Task description: Tally the lines holding the string "آيتان" and reply with that number alone.

Data provided:
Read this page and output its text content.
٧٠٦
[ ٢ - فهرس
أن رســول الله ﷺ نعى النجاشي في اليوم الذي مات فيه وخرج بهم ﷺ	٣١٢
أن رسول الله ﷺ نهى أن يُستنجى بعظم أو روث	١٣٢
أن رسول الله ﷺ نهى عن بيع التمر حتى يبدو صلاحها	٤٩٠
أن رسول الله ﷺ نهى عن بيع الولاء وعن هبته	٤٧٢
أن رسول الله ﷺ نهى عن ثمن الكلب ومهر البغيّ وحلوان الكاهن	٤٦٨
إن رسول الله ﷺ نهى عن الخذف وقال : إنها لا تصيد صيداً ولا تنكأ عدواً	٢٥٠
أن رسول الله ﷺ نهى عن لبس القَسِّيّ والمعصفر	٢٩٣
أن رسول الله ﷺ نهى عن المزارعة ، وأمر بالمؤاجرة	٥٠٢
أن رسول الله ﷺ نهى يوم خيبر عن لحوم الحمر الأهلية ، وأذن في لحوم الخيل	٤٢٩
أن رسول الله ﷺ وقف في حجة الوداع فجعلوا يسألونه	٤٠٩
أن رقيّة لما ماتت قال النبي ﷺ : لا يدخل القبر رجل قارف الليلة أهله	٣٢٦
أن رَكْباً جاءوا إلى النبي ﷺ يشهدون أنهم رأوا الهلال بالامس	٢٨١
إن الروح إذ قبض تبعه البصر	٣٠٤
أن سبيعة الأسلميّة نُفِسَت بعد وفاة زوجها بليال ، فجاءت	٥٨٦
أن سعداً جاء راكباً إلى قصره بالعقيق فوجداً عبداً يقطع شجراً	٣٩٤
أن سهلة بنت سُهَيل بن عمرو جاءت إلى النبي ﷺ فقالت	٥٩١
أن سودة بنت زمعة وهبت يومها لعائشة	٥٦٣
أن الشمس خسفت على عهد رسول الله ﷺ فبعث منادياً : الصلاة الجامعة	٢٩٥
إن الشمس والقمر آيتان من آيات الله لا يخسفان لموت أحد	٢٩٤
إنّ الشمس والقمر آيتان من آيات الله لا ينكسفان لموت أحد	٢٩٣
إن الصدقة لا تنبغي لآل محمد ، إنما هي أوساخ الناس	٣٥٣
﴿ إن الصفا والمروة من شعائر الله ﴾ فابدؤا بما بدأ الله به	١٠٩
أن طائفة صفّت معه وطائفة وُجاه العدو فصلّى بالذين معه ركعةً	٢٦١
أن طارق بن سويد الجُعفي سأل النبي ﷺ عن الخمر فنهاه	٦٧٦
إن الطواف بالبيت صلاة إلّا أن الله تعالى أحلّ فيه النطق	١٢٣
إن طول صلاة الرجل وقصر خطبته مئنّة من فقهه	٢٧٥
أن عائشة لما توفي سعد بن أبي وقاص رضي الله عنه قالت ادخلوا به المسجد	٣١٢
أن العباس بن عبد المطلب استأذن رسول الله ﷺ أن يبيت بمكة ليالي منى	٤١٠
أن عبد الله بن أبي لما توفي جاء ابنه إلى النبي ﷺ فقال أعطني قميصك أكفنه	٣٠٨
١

Task response: 2